[Rows from a dataset]
----
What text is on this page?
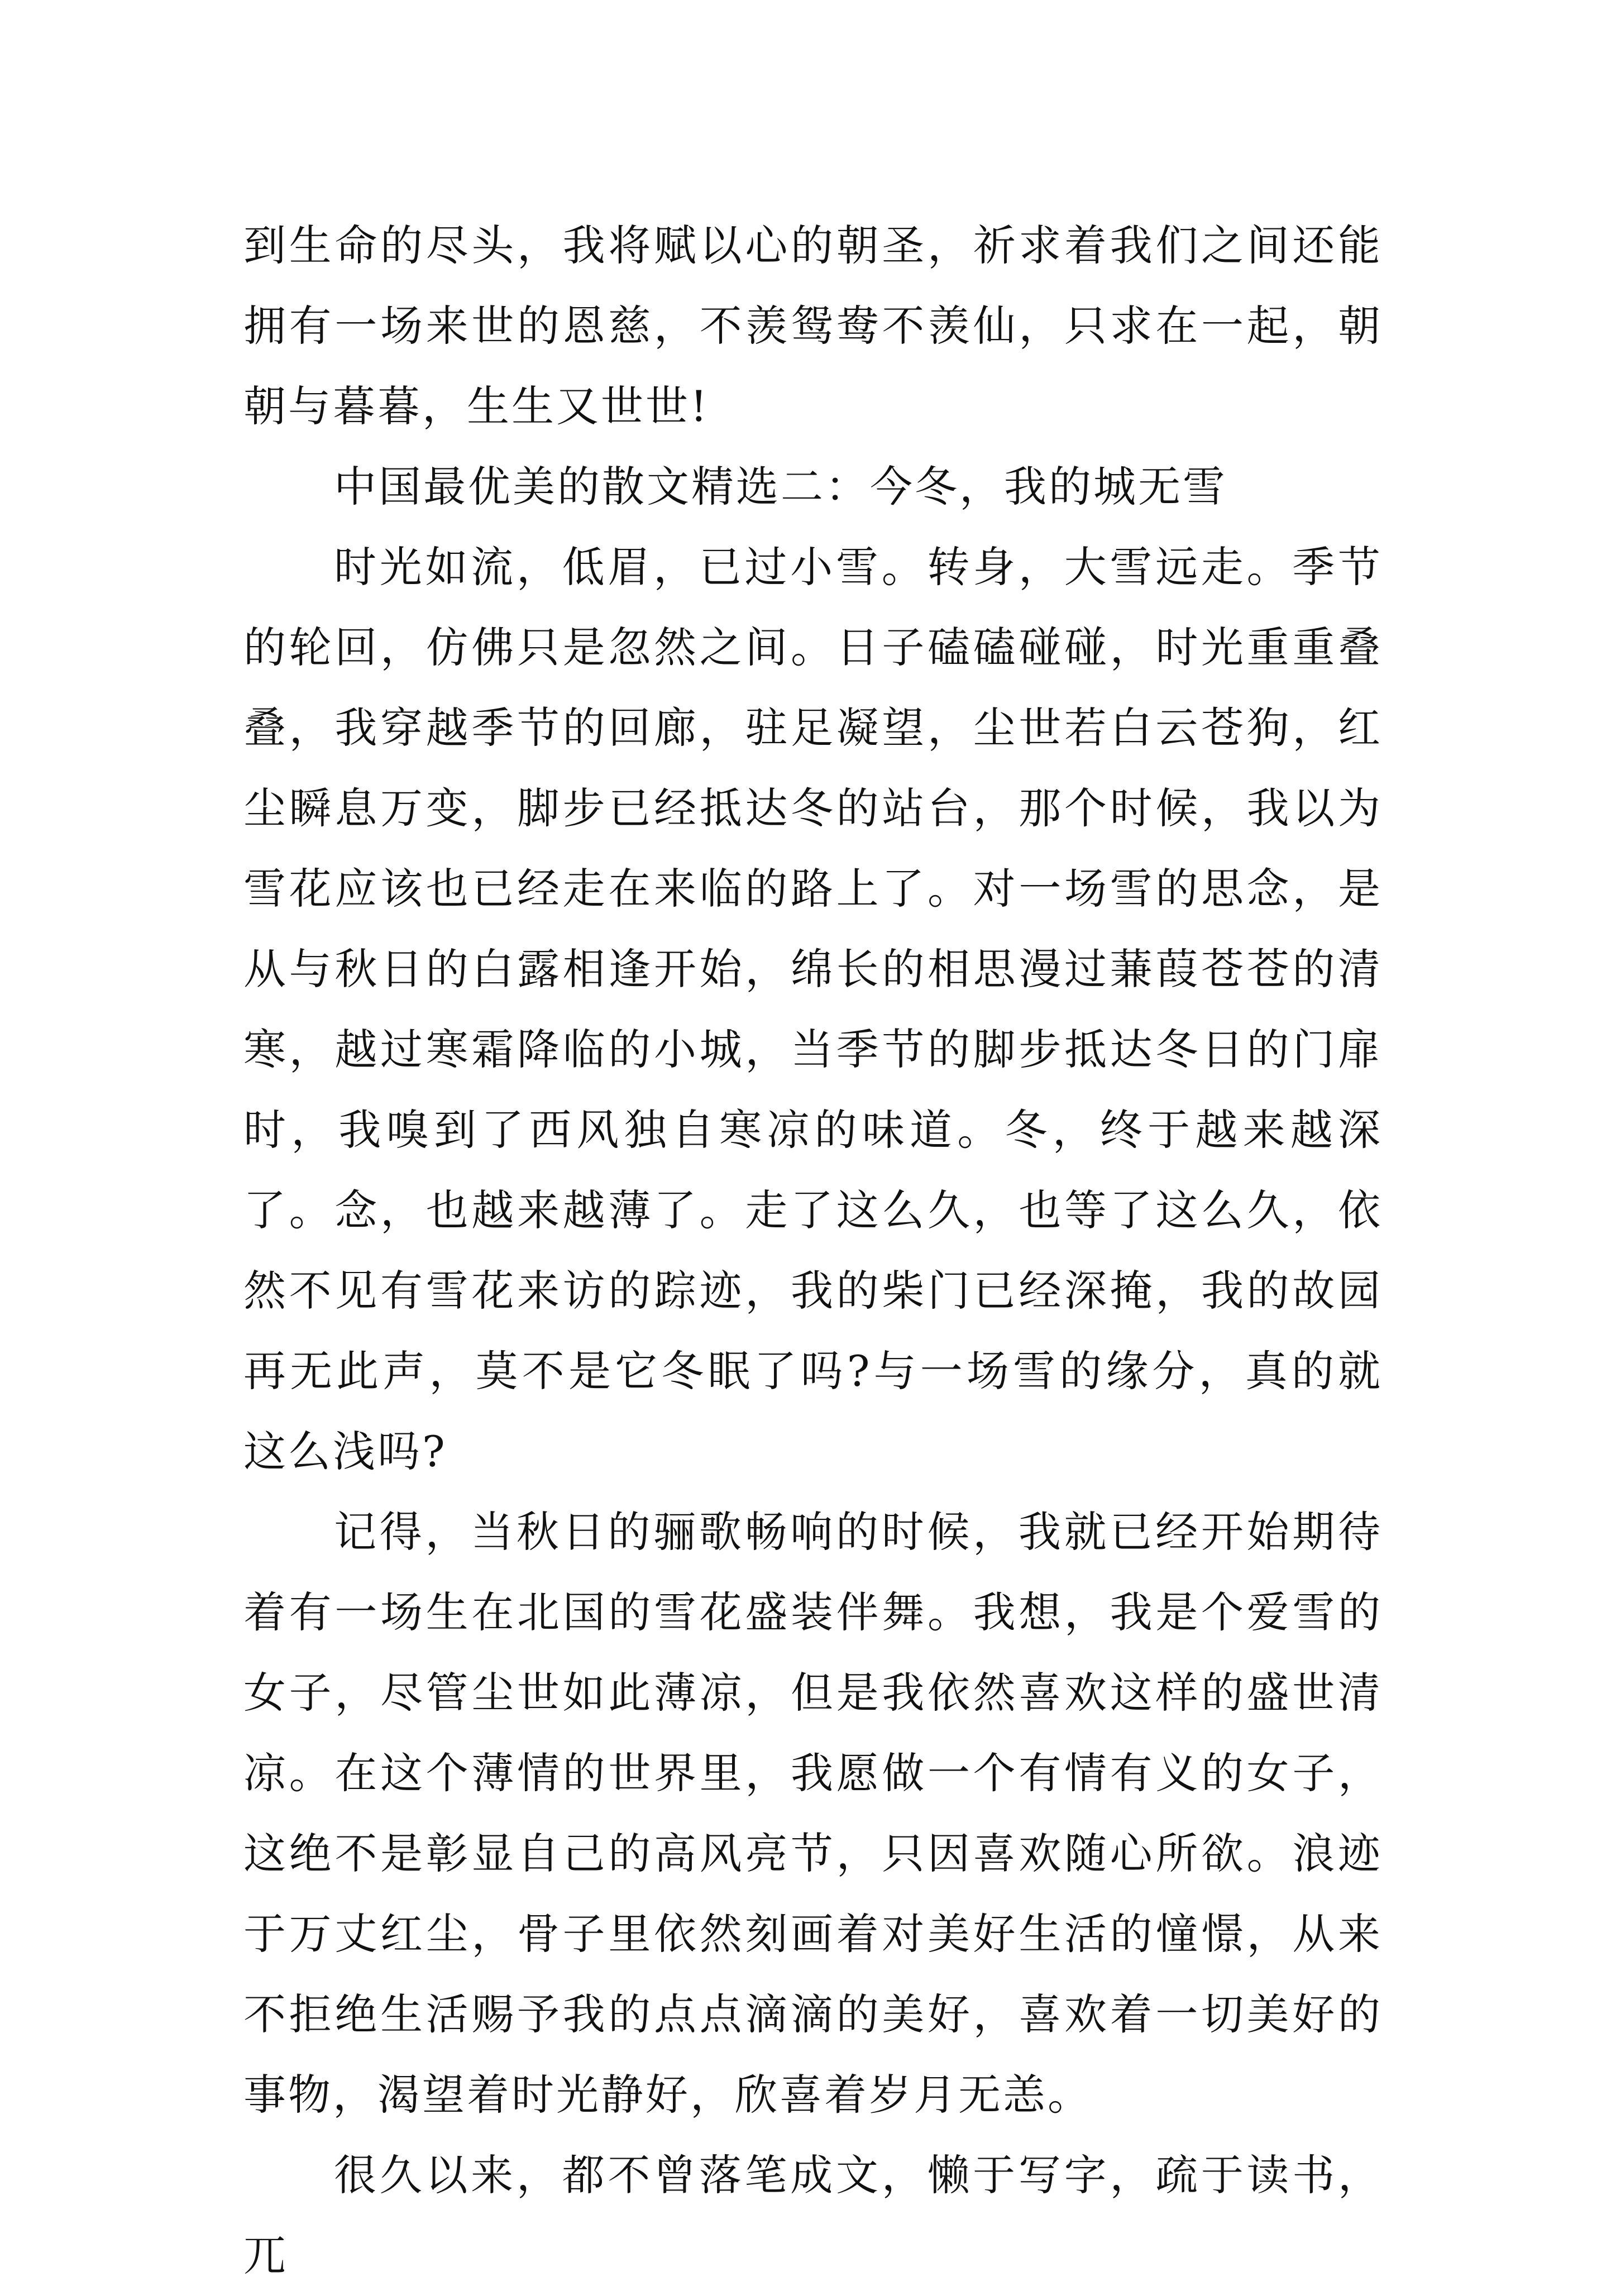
到生命的尽头，我将赋以心的朝圣，祈求着我们之间还能拥有一场来世的恩慈，不羡鸳鸯不羡仙，只求在一起，朝朝与暮暮，生生又世世!

中国最优美的散文精选二：今冬，我的城无雪

时光如流，低眉，已过小雪。转身，大雪远走。季节的轮回，仿佛只是忽然之间。日子磕磕碰碰，时光重重叠叠，我穿越季节的回廊，驻足凝望，尘世若白云苍狗，红尘瞬息万变，脚步已经抵达冬的站台，那个时候，我以为雪花应该也已经走在来临的路上了。对一场雪的思念，是从与秋日的白露相逢开始，绵长的相思漫过蒹葭苍苍的清寒，越过寒霜降临的小城，当季节的脚步抵达冬日的门扉时，我嗅到了西风独自寒凉的味道。冬，终于越来越深了。念，也越来越薄了。走了这么久，也等了这么久，依然不见有雪花来访的踪迹，我的柴门已经深掩，我的故园再无此声，莫不是它冬眠了吗?与一场雪的缘分，真的就这么浅吗?

记得，当秋日的骊歌畅响的时候，我就已经开始期待着有一场生在北国的雪花盛装伴舞。我想，我是个爱雪的女子，尽管尘世如此薄凉，但是我依然喜欢这样的盛世清凉。在这个薄情的世界里，我愿做一个有情有义的女子，这绝不是彰显自己的高风亮节，只因喜欢随心所欲。浪迹于万丈红尘，骨子里依然刻画着对美好生活的憧憬，从来不拒绝生活赐予我的点点滴滴的美好，喜欢着一切美好的事物，渴望着时光静好，欣喜着岁月无恙。

很久以来，都不曾落笔成文，懒于写字，疏于读书，兀
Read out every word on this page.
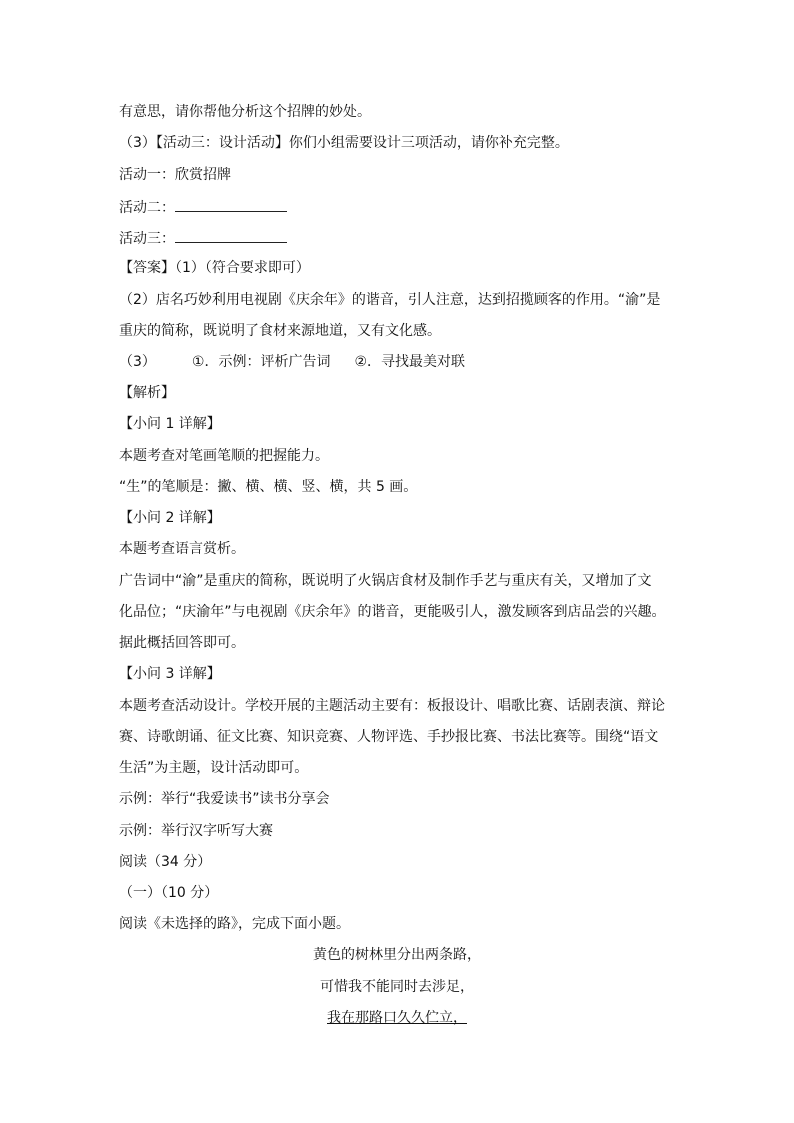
有意思，请你帮他分析这个招牌的妙处。
（3）【活动三：设计活动】你们小组需要设计三项活动，请你补充完整。
活动一：欣赏招牌
活动二：
活动三：
【答案】（1）（符合要求即可）
（2）店名巧妙利用电视剧《庆余年》的谐音，引人注意，达到招揽顾客的作用。“渝”是
重庆的简称，既说明了食材来源地道，又有文化感。
（3）	①．示例：评析广告词 ②．寻找最美对联
【解析】
【小问 1 详解】
本题考查对笔画笔顺的把握能力。
“生”的笔顺是：撇、横、横、竖、横，共 5 画。
【小问 2 详解】
本题考查语言赏析。
广告词中“渝”是重庆的简称，既说明了火锅店食材及制作手艺与重庆有关，又增加了文
化品位；“庆渝年”与电视剧《庆余年》的谐音，更能吸引人，激发顾客到店品尝的兴趣。
据此概括回答即可。
【小问 3 详解】
本题考查活动设计。学校开展的主题活动主要有：板报设计、唱歌比赛、话剧表演、辩论
赛、诗歌朗诵、征文比赛、知识竞赛、人物评选、手抄报比赛、书法比赛等。围绕“语文
生活”为主题，设计活动即可。
示例：举行“我爱读书”读书分享会
示例：举行汉字听写大赛
阅读（34 分）
（一）（10 分）
阅读《未选择的路》，完成下面小题。
黄色的树林里分出两条路，
可惜我不能同时去涉足，
我在那路口久久伫立，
----
**TASK:** Scan the listing above and identify each line holding the string "this"; copy every such line.

**ANSWER TO THE PROBLEM:**
What text is on this page?
Read out every word on this page.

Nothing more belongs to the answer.